## TASK GOAL
Count every line in the entries that follow where the word "title" appears, then state only the total.

Data excerpts:
* begin *
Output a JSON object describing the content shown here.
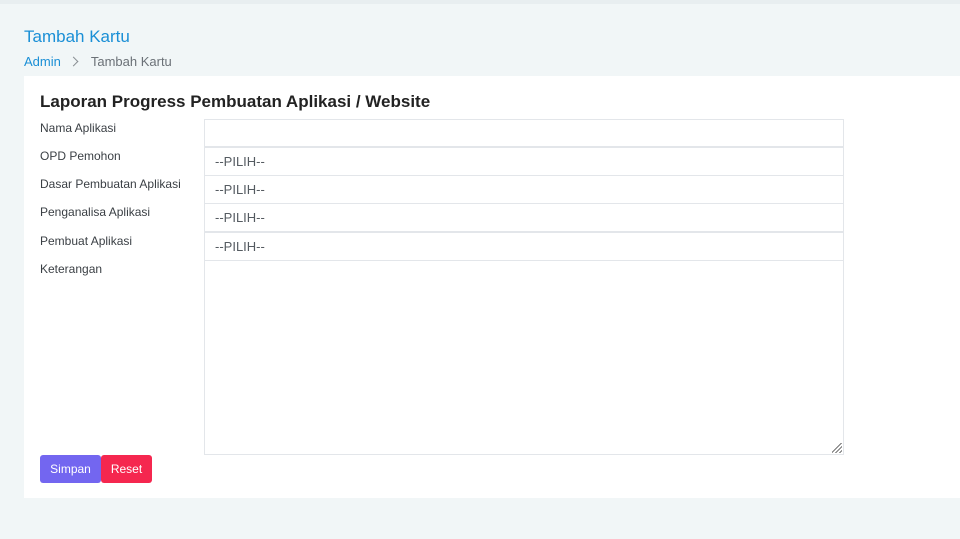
{
  "header": {
    "title": "Tambah Kartu",
    "breadcrumb": {
      "root": "Admin",
      "current": "Tambah Kartu"
    }
  },
  "form": {
    "title": "Laporan Progress Pembuatan Aplikasi / Website",
    "fields": {
      "nama_aplikasi": {
        "label": "Nama Aplikasi",
        "value": ""
      },
      "opd_pemohon": {
        "label": "OPD Pemohon",
        "value": "--PILIH--"
      },
      "dasar_pembuatan": {
        "label": "Dasar Pembuatan Aplikasi",
        "value": "--PILIH--"
      },
      "penganalisa": {
        "label": "Penganalisa Aplikasi",
        "value": "--PILIH--"
      },
      "pembuat": {
        "label": "Pembuat Aplikasi",
        "value": "--PILIH--"
      },
      "keterangan": {
        "label": "Keterangan",
        "value": ""
      }
    },
    "buttons": {
      "save_label": "Simpan",
      "reset_label": "Reset"
    }
  },
  "colors": {
    "link": "#1a8fd6",
    "save_button": "#7366f0",
    "reset_button": "#f5274f",
    "page_background": "#f1f6f7"
  }
}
* end *
## RESULT OF THE EXERCISE
2